What you should do
Extract the complete listing and output it unchanged.

Items from a dataset
>>>
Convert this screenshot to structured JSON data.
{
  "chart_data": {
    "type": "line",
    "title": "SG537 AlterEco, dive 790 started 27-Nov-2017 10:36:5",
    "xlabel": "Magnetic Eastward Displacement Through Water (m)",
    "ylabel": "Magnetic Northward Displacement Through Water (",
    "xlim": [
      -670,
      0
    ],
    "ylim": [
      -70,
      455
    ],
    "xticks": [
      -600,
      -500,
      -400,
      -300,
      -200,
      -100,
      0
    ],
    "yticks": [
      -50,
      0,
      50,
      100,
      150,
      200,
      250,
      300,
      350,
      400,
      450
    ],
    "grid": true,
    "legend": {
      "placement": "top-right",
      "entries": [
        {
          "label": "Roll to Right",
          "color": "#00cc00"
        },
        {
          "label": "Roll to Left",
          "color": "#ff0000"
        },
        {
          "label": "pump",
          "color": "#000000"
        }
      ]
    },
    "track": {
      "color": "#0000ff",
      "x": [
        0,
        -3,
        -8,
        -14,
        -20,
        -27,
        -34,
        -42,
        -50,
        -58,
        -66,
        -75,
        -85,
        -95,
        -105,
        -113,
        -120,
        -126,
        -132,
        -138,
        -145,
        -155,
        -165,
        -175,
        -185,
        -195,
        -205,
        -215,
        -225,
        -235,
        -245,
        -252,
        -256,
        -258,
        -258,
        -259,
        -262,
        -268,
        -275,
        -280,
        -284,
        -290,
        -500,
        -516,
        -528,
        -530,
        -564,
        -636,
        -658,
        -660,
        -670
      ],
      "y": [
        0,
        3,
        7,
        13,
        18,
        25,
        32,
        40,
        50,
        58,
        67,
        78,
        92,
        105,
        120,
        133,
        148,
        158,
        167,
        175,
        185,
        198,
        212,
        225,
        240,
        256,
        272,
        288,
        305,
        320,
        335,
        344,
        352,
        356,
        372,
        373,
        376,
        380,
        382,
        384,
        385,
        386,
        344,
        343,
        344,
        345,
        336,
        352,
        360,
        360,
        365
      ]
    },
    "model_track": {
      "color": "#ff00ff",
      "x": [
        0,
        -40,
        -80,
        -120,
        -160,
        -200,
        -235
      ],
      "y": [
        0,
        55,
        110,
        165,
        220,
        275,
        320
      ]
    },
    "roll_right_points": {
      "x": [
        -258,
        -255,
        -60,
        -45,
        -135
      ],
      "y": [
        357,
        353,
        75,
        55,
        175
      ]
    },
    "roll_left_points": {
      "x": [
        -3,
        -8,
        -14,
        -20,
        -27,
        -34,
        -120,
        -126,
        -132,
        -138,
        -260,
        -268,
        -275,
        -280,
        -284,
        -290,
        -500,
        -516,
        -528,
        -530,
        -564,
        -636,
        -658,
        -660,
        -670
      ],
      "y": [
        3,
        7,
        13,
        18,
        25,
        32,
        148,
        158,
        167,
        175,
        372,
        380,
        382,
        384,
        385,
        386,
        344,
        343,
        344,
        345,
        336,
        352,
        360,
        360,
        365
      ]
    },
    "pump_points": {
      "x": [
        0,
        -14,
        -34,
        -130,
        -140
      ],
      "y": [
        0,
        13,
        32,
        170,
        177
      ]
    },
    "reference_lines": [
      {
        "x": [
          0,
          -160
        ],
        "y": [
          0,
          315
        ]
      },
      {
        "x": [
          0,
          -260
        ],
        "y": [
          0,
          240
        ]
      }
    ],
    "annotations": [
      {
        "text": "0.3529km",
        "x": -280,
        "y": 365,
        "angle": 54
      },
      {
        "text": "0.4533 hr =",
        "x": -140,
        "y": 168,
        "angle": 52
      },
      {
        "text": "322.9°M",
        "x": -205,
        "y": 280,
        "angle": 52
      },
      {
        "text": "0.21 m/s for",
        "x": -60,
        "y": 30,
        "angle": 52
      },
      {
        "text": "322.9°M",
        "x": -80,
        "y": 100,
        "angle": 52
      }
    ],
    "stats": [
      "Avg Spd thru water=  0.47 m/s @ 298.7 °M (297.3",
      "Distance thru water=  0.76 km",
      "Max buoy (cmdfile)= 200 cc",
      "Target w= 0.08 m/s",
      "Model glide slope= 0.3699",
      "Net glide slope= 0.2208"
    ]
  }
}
<<<
Task output
Convert this screenshot to structured JSON data.
{
  "chart_data": {
    "type": "line",
    "title": "SG537 AlterEco, dive 790 started 27-Nov-2017 10:36:5",
    "xlabel": "Magnetic Eastward Displacement Through Water (m)",
    "ylabel": "Magnetic Northward Displacement Through Water (",
    "xlim": [
      -670,
      0
    ],
    "ylim": [
      -70,
      455
    ],
    "xticks": [
      -600,
      -500,
      -400,
      -300,
      -200,
      -100,
      0
    ],
    "yticks": [
      -50,
      0,
      50,
      100,
      150,
      200,
      250,
      300,
      350,
      400,
      450
    ],
    "grid": true,
    "legend": {
      "placement": "top-right",
      "entries": [
        {
          "label": "Roll to Right",
          "color": "#00cc00"
        },
        {
          "label": "Roll to Left",
          "color": "#ff0000"
        },
        {
          "label": "pump",
          "color": "#000000"
        }
      ]
    },
    "track": {
      "color": "#0000ff",
      "x": [
        0,
        -3,
        -8,
        -14,
        -20,
        -27,
        -34,
        -42,
        -50,
        -58,
        -66,
        -75,
        -85,
        -95,
        -105,
        -113,
        -120,
        -126,
        -132,
        -138,
        -145,
        -155,
        -165,
        -175,
        -185,
        -195,
        -205,
        -215,
        -225,
        -235,
        -245,
        -252,
        -256,
        -258,
        -258,
        -259,
        -262,
        -268,
        -275,
        -280,
        -284,
        -290,
        -500,
        -516,
        -528,
        -530,
        -564,
        -636,
        -658,
        -660,
        -670
      ],
      "y": [
        0,
        3,
        7,
        13,
        18,
        25,
        32,
        40,
        50,
        58,
        67,
        78,
        92,
        105,
        120,
        133,
        148,
        158,
        167,
        175,
        185,
        198,
        212,
        225,
        240,
        256,
        272,
        288,
        305,
        320,
        335,
        344,
        352,
        356,
        372,
        373,
        376,
        380,
        382,
        384,
        385,
        386,
        344,
        343,
        344,
        345,
        336,
        352,
        360,
        360,
        365
      ]
    },
    "model_track": {
      "color": "#ff00ff",
      "x": [
        0,
        -40,
        -80,
        -120,
        -160,
        -200,
        -235
      ],
      "y": [
        0,
        55,
        110,
        165,
        220,
        275,
        320
      ]
    },
    "roll_right_points": {
      "x": [
        -258,
        -255,
        -60,
        -45,
        -135
      ],
      "y": [
        357,
        353,
        75,
        55,
        175
      ]
    },
    "roll_left_points": {
      "x": [
        -3,
        -8,
        -14,
        -20,
        -27,
        -34,
        -120,
        -126,
        -132,
        -138,
        -260,
        -268,
        -275,
        -280,
        -284,
        -290,
        -500,
        -516,
        -528,
        -530,
        -564,
        -636,
        -658,
        -660,
        -670
      ],
      "y": [
        3,
        7,
        13,
        18,
        25,
        32,
        148,
        158,
        167,
        175,
        372,
        380,
        382,
        384,
        385,
        386,
        344,
        343,
        344,
        345,
        336,
        352,
        360,
        360,
        365
      ]
    },
    "pump_points": {
      "x": [
        0,
        -14,
        -34,
        -130,
        -140
      ],
      "y": [
        0,
        13,
        32,
        170,
        177
      ]
    },
    "reference_lines": [
      {
        "x": [
          0,
          -160
        ],
        "y": [
          0,
          315
        ]
      },
      {
        "x": [
          0,
          -260
        ],
        "y": [
          0,
          240
        ]
      }
    ],
    "annotations": [
      {
        "text": "0.3529km",
        "x": -280,
        "y": 365,
        "angle": 54
      },
      {
        "text": "0.4533 hr =",
        "x": -140,
        "y": 168,
        "angle": 52
      },
      {
        "text": "322.9°M",
        "x": -205,
        "y": 280,
        "angle": 52
      },
      {
        "text": "0.21 m/s for",
        "x": -60,
        "y": 30,
        "angle": 52
      },
      {
        "text": "322.9°M",
        "x": -80,
        "y": 100,
        "angle": 52
      }
    ],
    "stats": [
      "Avg Spd thru water=  0.47 m/s @ 298.7 °M (297.3",
      "Distance thru water=  0.76 km",
      "Max buoy (cmdfile)= 200 cc",
      "Target w= 0.08 m/s",
      "Model glide slope= 0.3699",
      "Net glide slope= 0.2208"
    ]
  }
}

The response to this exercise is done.